Start of Data extract
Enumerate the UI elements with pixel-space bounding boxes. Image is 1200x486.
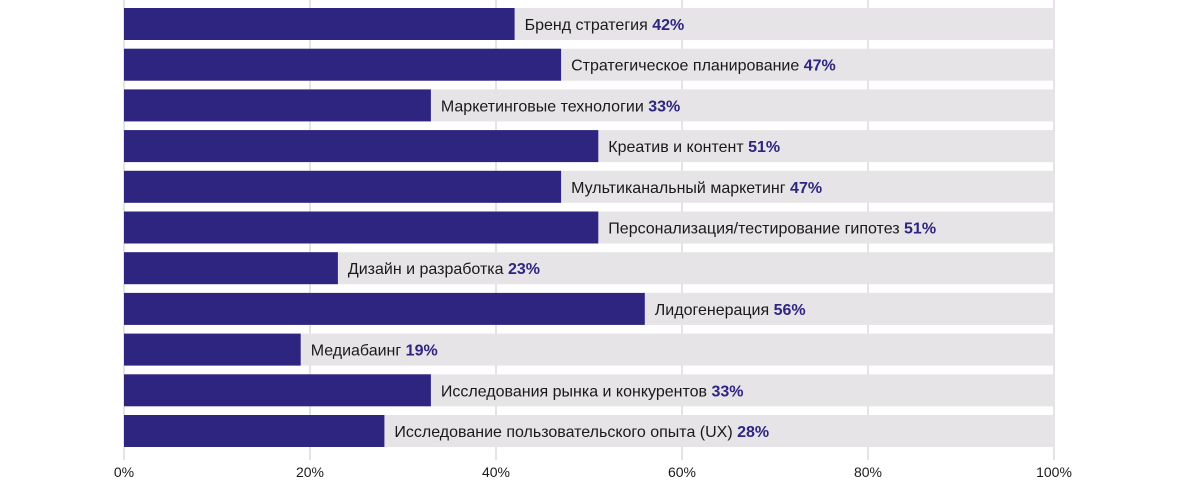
bar-value-label: 33% bbox=[648, 98, 680, 115]
bars bbox=[124, 8, 645, 447]
bar-label: Маркетинговые технологии 33% bbox=[441, 98, 680, 115]
bar bbox=[124, 415, 385, 447]
bar bbox=[124, 292, 645, 325]
bar-value-label: 51% bbox=[904, 221, 936, 238]
bar bbox=[124, 130, 599, 163]
bar-value-label: 56% bbox=[774, 302, 806, 319]
bar-category-label: Персонализация/тестирование гипотез bbox=[608, 221, 904, 238]
bar-label: Исследования рынка и конкурентов 33% bbox=[441, 383, 744, 400]
x-tick-label: 20% bbox=[296, 464, 324, 480]
bar-category-label: Лидогенерация bbox=[655, 302, 774, 319]
bar-label: Лидогенерация 56% bbox=[655, 302, 806, 319]
bar-category-label: Медиабаинг bbox=[311, 343, 406, 360]
bar-category-label: Бренд стратегия bbox=[525, 17, 653, 34]
bar-value-label: 42% bbox=[652, 17, 684, 34]
x-tick-label: 100% bbox=[1036, 464, 1072, 480]
bar bbox=[124, 333, 301, 366]
bar-label: Персонализация/тестирование гипотез 51% bbox=[608, 221, 936, 238]
bar-label: Мультиканальный маркетинг 47% bbox=[571, 180, 822, 197]
x-tick-label: 0% bbox=[114, 464, 134, 480]
bar-value-label: 47% bbox=[804, 58, 836, 75]
bar bbox=[124, 211, 599, 244]
bar-labels: Бренд стратегия 42% Стратегическое планир… bbox=[311, 17, 936, 441]
x-tick-label: 80% bbox=[854, 464, 882, 480]
x-tick-label: 40% bbox=[482, 464, 510, 480]
bar-value-label: 47% bbox=[790, 180, 822, 197]
bar bbox=[124, 252, 338, 285]
bar-label: Стратегическое планирование 47% bbox=[571, 58, 836, 75]
bar-value-label: 19% bbox=[406, 343, 438, 360]
bar bbox=[124, 8, 515, 40]
bar bbox=[124, 89, 431, 122]
bar-label: Дизайн и разработка 23% bbox=[348, 261, 540, 278]
bar-label: Медиабаинг 19% bbox=[311, 343, 438, 360]
bar-label: Исследование пользовательского опыта (UX… bbox=[394, 424, 769, 441]
bar-category-label: Стратегическое планирование bbox=[571, 58, 804, 75]
bar-category-label: Маркетинговые технологии bbox=[441, 98, 648, 115]
bar bbox=[124, 48, 562, 81]
x-tick-label: 60% bbox=[668, 464, 696, 480]
bar-value-label: 28% bbox=[737, 424, 769, 441]
bar-category-label: Дизайн и разработка bbox=[348, 261, 508, 278]
bar-value-label: 33% bbox=[711, 383, 743, 400]
bar-category-label: Мультиканальный маркетинг bbox=[571, 180, 790, 197]
bar-label: Креатив и контент 51% bbox=[608, 139, 780, 156]
bar bbox=[124, 374, 431, 407]
x-axis-ticks: 0% 20% 40% 60% 80% 100% bbox=[114, 464, 1072, 480]
bar bbox=[124, 170, 562, 203]
bar-value-label: 51% bbox=[748, 139, 780, 156]
bar-category-label: Исследование пользовательского опыта (UX… bbox=[394, 424, 737, 441]
bar-category-label: Креатив и контент bbox=[608, 139, 748, 156]
bar-label: Бренд стратегия 42% bbox=[525, 17, 685, 34]
bar-value-label: 23% bbox=[508, 261, 540, 278]
bar-category-label: Исследования рынка и конкурентов bbox=[441, 383, 712, 400]
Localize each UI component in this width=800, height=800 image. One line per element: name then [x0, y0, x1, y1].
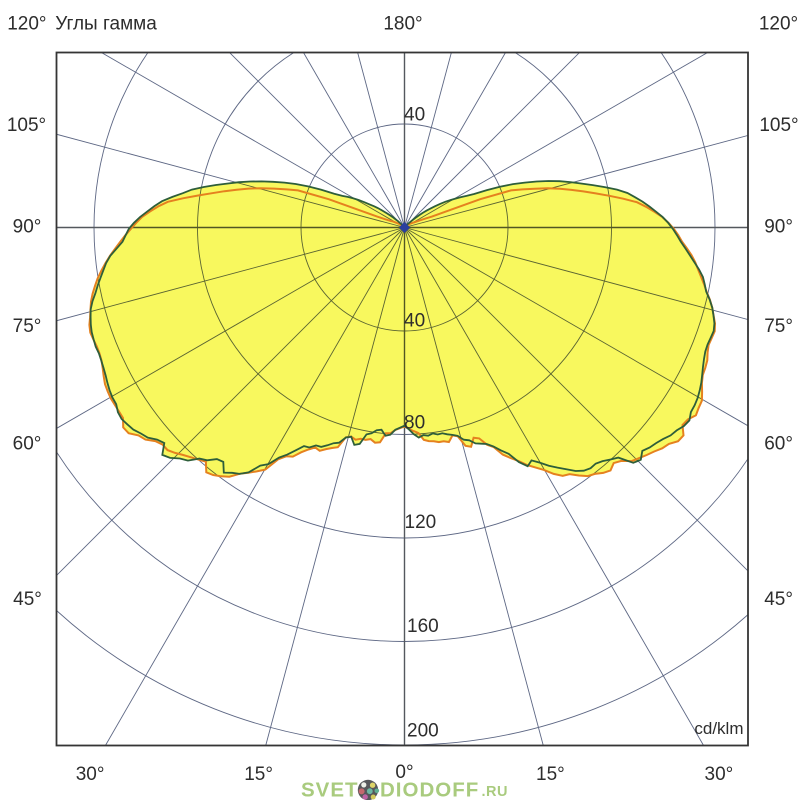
svg-text:cd/klm: cd/klm	[694, 719, 743, 738]
svg-text:80: 80	[404, 413, 425, 434]
svg-text:40: 40	[404, 105, 425, 126]
svg-text:60°: 60°	[764, 434, 793, 455]
svg-text:45°: 45°	[764, 589, 793, 610]
svg-text:SVET: SVET	[301, 779, 359, 800]
svg-text:105°: 105°	[7, 115, 46, 136]
svg-text:120°: 120°	[759, 14, 798, 35]
svg-text:75°: 75°	[764, 316, 793, 337]
svg-text:45°: 45°	[13, 589, 42, 610]
svg-text:DIODOFF: DIODOFF	[380, 779, 479, 800]
svg-text:120: 120	[405, 512, 437, 533]
svg-text:105°: 105°	[759, 115, 798, 136]
svg-text:.RU: .RU	[482, 784, 508, 800]
svg-text:0°: 0°	[395, 762, 413, 783]
svg-text:30°: 30°	[705, 764, 734, 785]
svg-text:200: 200	[407, 721, 439, 742]
svg-text:90°: 90°	[764, 217, 793, 238]
svg-text:40: 40	[404, 311, 425, 332]
svg-text:120°: 120°	[7, 14, 46, 35]
svg-text:30°: 30°	[76, 764, 105, 785]
svg-text:180°: 180°	[383, 14, 422, 35]
svg-text:15°: 15°	[536, 764, 565, 785]
svg-text:60°: 60°	[13, 434, 42, 455]
svg-text:75°: 75°	[13, 316, 42, 337]
svg-text:Углы гамма: Углы гамма	[55, 14, 157, 35]
svg-text:90°: 90°	[13, 217, 42, 238]
svg-text:160: 160	[407, 616, 439, 637]
svg-text:15°: 15°	[244, 764, 273, 785]
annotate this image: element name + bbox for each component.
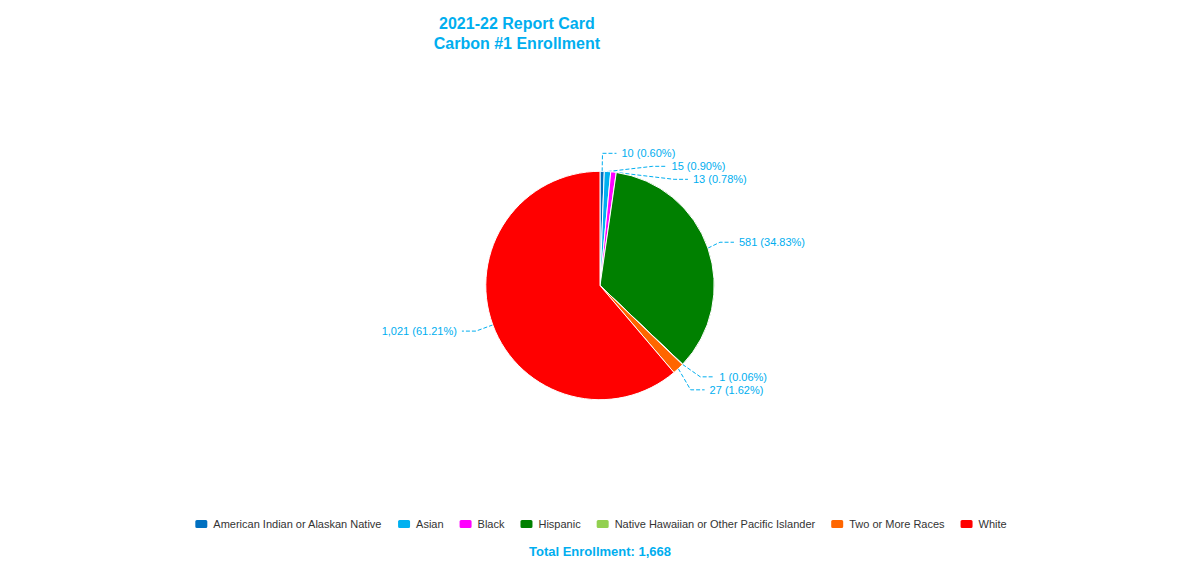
svg-text:Black: Black: [478, 518, 505, 530]
svg-text:2021-22 Report Card: 2021-22 Report Card: [439, 15, 595, 32]
svg-text:Total Enrollment: 1,668: Total Enrollment: 1,668: [529, 544, 671, 559]
svg-text:10 (0.60%): 10 (0.60%): [621, 147, 675, 159]
svg-text:13 (0.78%): 13 (0.78%): [693, 173, 747, 185]
svg-text:15 (0.90%): 15 (0.90%): [672, 160, 726, 172]
svg-text:American Indian or Alaskan Nat: American Indian or Alaskan Native: [213, 518, 381, 530]
svg-text:White: White: [979, 518, 1007, 530]
svg-text:1,021 (61.21%): 1,021 (61.21%): [382, 325, 457, 337]
svg-text:Two or More Races: Two or More Races: [849, 518, 945, 530]
svg-text:Hispanic: Hispanic: [538, 518, 581, 530]
svg-text:Carbon #1 Enrollment: Carbon #1 Enrollment: [434, 35, 601, 52]
svg-text:Asian: Asian: [416, 518, 444, 530]
svg-text:27 (1.62%): 27 (1.62%): [710, 384, 764, 396]
svg-text:Native Hawaiian or Other Pacif: Native Hawaiian or Other Pacific Islande…: [615, 518, 816, 530]
svg-text:1 (0.06%): 1 (0.06%): [719, 371, 767, 383]
svg-text:581 (34.83%): 581 (34.83%): [739, 236, 805, 248]
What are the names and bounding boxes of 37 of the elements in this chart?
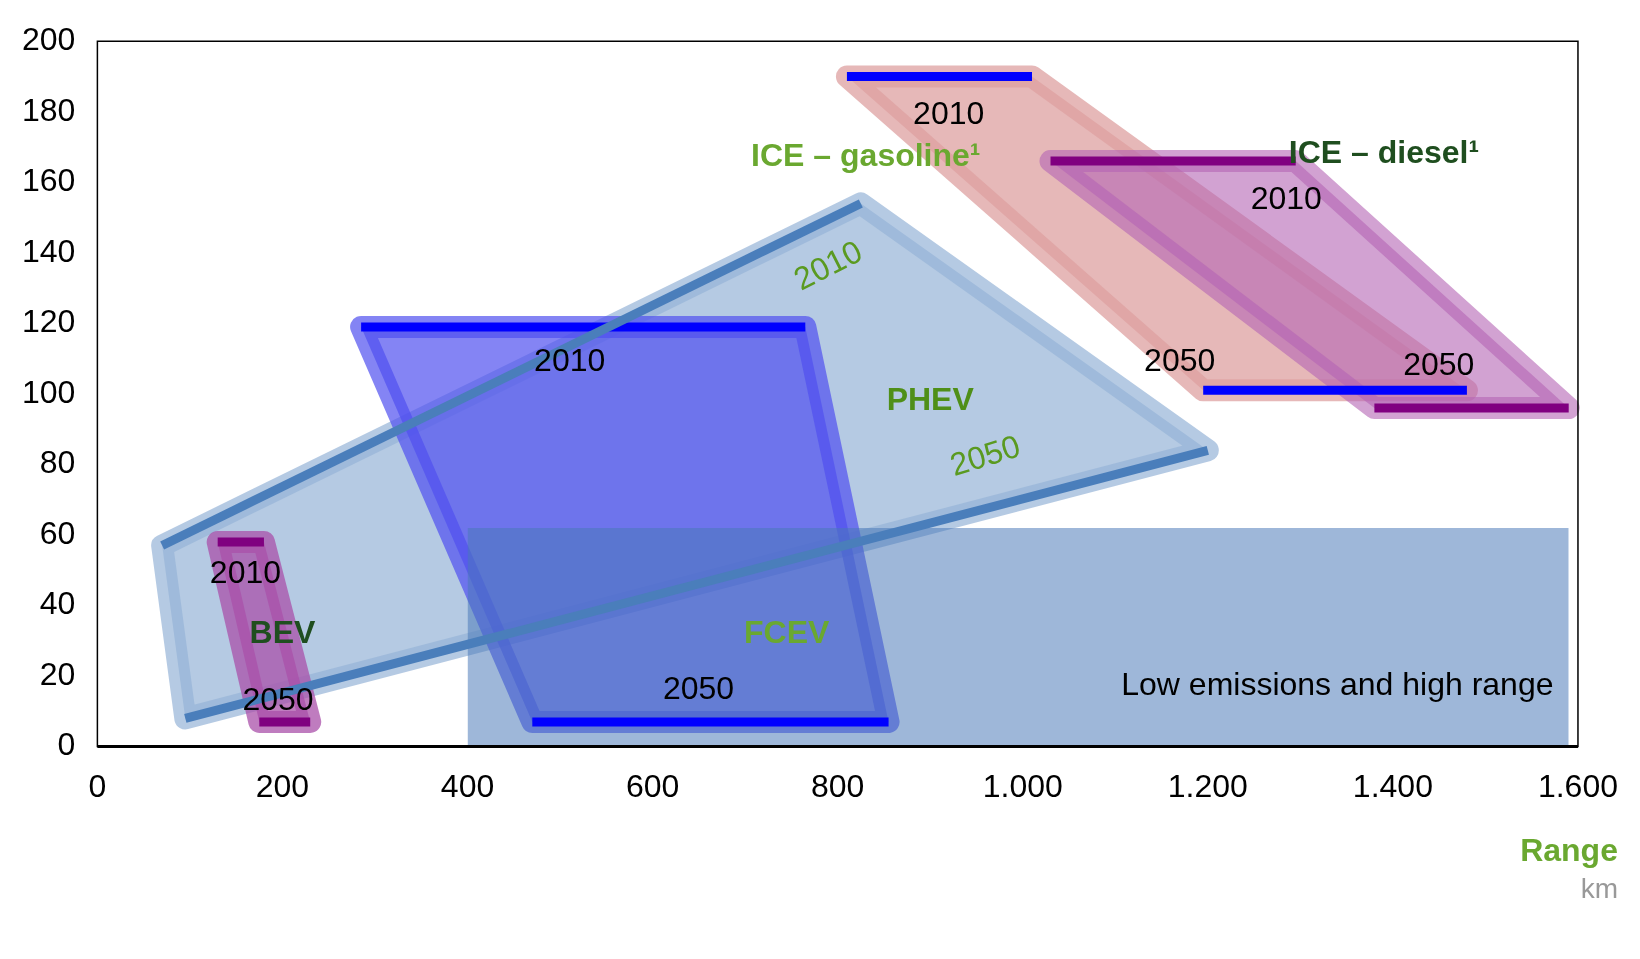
y-tick-label: 100 [22,373,76,410]
y-tick-label: 160 [22,162,76,199]
x-tick-label: 200 [255,767,310,804]
annotation: FCEV [744,613,831,650]
annotation: 2050 [242,680,314,717]
annotation: ICE – gasoline¹ [751,137,981,174]
x-tick-label: 1.600 [1537,767,1618,804]
x-tick-label: 1.400 [1352,767,1433,804]
x-tick-label: 1.200 [1167,767,1248,804]
annotation: 2010 [209,553,282,590]
y-tick-label: 180 [22,91,76,128]
y-tick-label: 120 [22,303,76,340]
y-tick-label: 200 [22,21,76,58]
annotation: Low emissions and high range [1121,666,1554,703]
annotation: 2010 [787,232,868,298]
annotation: 2050 [662,670,735,706]
x-tick-label: 400 [440,767,495,804]
y-tick-label: 60 [39,514,76,551]
annotation: 2050 [945,427,1025,484]
annotation: 2010 [1250,179,1322,216]
text: km [1580,873,1618,905]
x-tick-label: 800 [810,767,865,804]
y-tick-label: 40 [39,585,76,622]
annotation: ICE – diesel¹ [1288,133,1480,170]
annotation: 2050 [1144,341,1216,378]
x-tick-label: 0 [88,767,107,804]
annotation: 2050 [1403,345,1475,382]
y-tick-label: 80 [39,444,76,481]
x-axis-title: Range [1520,832,1618,869]
y-tick-label: 140 [22,232,76,269]
x-tick-label: 600 [625,767,680,804]
annotation: 2010 [534,341,606,378]
annotation: 2010 [913,95,985,132]
y-tick-label: 20 [39,655,76,692]
annotation: PHEV [886,380,975,417]
x-tick-label: 1.000 [982,767,1063,804]
y-tick-label: 0 [57,726,76,763]
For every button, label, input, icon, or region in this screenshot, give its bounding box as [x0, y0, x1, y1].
End of Data extract
▶ _Directions for this task_: Quote the lines of the entries above word for word, starting with the line that contains "bar-value-label: 33% bbox=[648, 98, 680, 115]" and going on through the line that contains "bar-category-label: Персонализация/тестирование гипотез".

▶ _Exercise response_:
bar-value-label: 33% bbox=[648, 98, 680, 115]
bars bbox=[124, 8, 645, 447]
bar-label: Маркетинговые технологии 33% bbox=[441, 98, 680, 115]
bar bbox=[124, 415, 385, 447]
bar bbox=[124, 292, 645, 325]
bar-value-label: 51% bbox=[904, 221, 936, 238]
bar bbox=[124, 130, 599, 163]
bar-value-label: 56% bbox=[774, 302, 806, 319]
bar-category-label: Персонализация/тестирование гипотез bbox=[608, 221, 904, 238]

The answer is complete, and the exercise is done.